Dataset entries on figures
☆ ☆ ☆ ☆

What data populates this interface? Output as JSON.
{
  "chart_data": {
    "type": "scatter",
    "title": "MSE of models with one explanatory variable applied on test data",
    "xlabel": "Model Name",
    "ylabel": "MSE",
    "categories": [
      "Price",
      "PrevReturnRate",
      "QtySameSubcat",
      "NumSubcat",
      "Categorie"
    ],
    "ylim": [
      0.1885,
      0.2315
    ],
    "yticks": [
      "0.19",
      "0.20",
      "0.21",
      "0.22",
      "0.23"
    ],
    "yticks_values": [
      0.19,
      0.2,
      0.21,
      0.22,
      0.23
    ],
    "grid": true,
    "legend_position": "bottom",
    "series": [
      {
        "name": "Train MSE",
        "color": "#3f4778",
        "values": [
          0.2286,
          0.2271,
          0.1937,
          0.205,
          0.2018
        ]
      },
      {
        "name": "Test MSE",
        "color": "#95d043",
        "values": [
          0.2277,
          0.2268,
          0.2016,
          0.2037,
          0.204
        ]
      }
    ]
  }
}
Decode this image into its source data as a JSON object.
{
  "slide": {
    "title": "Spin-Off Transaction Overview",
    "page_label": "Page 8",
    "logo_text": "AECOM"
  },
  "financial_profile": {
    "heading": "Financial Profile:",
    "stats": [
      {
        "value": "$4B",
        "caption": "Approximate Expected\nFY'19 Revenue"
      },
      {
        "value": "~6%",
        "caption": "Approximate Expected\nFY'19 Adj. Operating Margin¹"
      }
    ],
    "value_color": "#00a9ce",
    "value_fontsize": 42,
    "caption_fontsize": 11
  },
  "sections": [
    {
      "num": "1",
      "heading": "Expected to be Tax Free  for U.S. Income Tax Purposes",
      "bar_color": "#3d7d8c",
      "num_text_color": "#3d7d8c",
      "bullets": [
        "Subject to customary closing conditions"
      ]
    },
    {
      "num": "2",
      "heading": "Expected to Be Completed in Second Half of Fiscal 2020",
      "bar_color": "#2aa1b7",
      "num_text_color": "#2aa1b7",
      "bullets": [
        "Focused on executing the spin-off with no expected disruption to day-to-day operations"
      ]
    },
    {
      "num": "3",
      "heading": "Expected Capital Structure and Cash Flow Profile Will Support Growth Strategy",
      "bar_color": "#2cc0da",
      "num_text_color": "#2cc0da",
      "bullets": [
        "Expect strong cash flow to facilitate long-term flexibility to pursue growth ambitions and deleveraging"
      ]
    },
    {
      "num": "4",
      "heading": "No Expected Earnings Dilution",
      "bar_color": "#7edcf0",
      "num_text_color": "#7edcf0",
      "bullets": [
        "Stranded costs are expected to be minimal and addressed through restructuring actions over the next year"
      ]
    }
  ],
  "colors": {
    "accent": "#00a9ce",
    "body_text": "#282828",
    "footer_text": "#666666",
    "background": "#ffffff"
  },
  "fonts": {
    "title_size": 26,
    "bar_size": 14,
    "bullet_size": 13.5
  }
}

☆ ☆ ☆ ☆

Aim of the task ▸
Hand back the material above in full, exactly as written.

Response ▸
What data populates this interface? Output as JSON.
{
  "chart_data": {
    "type": "scatter",
    "title": "MSE of models with one explanatory variable applied on test data",
    "xlabel": "Model Name",
    "ylabel": "MSE",
    "categories": [
      "Price",
      "PrevReturnRate",
      "QtySameSubcat",
      "NumSubcat",
      "Categorie"
    ],
    "ylim": [
      0.1885,
      0.2315
    ],
    "yticks": [
      "0.19",
      "0.20",
      "0.21",
      "0.22",
      "0.23"
    ],
    "yticks_values": [
      0.19,
      0.2,
      0.21,
      0.22,
      0.23
    ],
    "grid": true,
    "legend_position": "bottom",
    "series": [
      {
        "name": "Train MSE",
        "color": "#3f4778",
        "values": [
          0.2286,
          0.2271,
          0.1937,
          0.205,
          0.2018
        ]
      },
      {
        "name": "Test MSE",
        "color": "#95d043",
        "values": [
          0.2277,
          0.2268,
          0.2016,
          0.2037,
          0.204
        ]
      }
    ]
  }
}
Decode this image into its source data as a JSON object.
{
  "slide": {
    "title": "Spin-Off Transaction Overview",
    "page_label": "Page 8",
    "logo_text": "AECOM"
  },
  "financial_profile": {
    "heading": "Financial Profile:",
    "stats": [
      {
        "value": "$4B",
        "caption": "Approximate Expected\nFY'19 Revenue"
      },
      {
        "value": "~6%",
        "caption": "Approximate Expected\nFY'19 Adj. Operating Margin¹"
      }
    ],
    "value_color": "#00a9ce",
    "value_fontsize": 42,
    "caption_fontsize": 11
  },
  "sections": [
    {
      "num": "1",
      "heading": "Expected to be Tax Free  for U.S. Income Tax Purposes",
      "bar_color": "#3d7d8c",
      "num_text_color": "#3d7d8c",
      "bullets": [
        "Subject to customary closing conditions"
      ]
    },
    {
      "num": "2",
      "heading": "Expected to Be Completed in Second Half of Fiscal 2020",
      "bar_color": "#2aa1b7",
      "num_text_color": "#2aa1b7",
      "bullets": [
        "Focused on executing the spin-off with no expected disruption to day-to-day operations"
      ]
    },
    {
      "num": "3",
      "heading": "Expected Capital Structure and Cash Flow Profile Will Support Growth Strategy",
      "bar_color": "#2cc0da",
      "num_text_color": "#2cc0da",
      "bullets": [
        "Expect strong cash flow to facilitate long-term flexibility to pursue growth ambitions and deleveraging"
      ]
    },
    {
      "num": "4",
      "heading": "No Expected Earnings Dilution",
      "bar_color": "#7edcf0",
      "num_text_color": "#7edcf0",
      "bullets": [
        "Stranded costs are expected to be minimal and addressed through restructuring actions over the next year"
      ]
    }
  ],
  "colors": {
    "accent": "#00a9ce",
    "body_text": "#282828",
    "footer_text": "#666666",
    "background": "#ffffff"
  },
  "fonts": {
    "title_size": 26,
    "bar_size": 14,
    "bullet_size": 13.5
  }
}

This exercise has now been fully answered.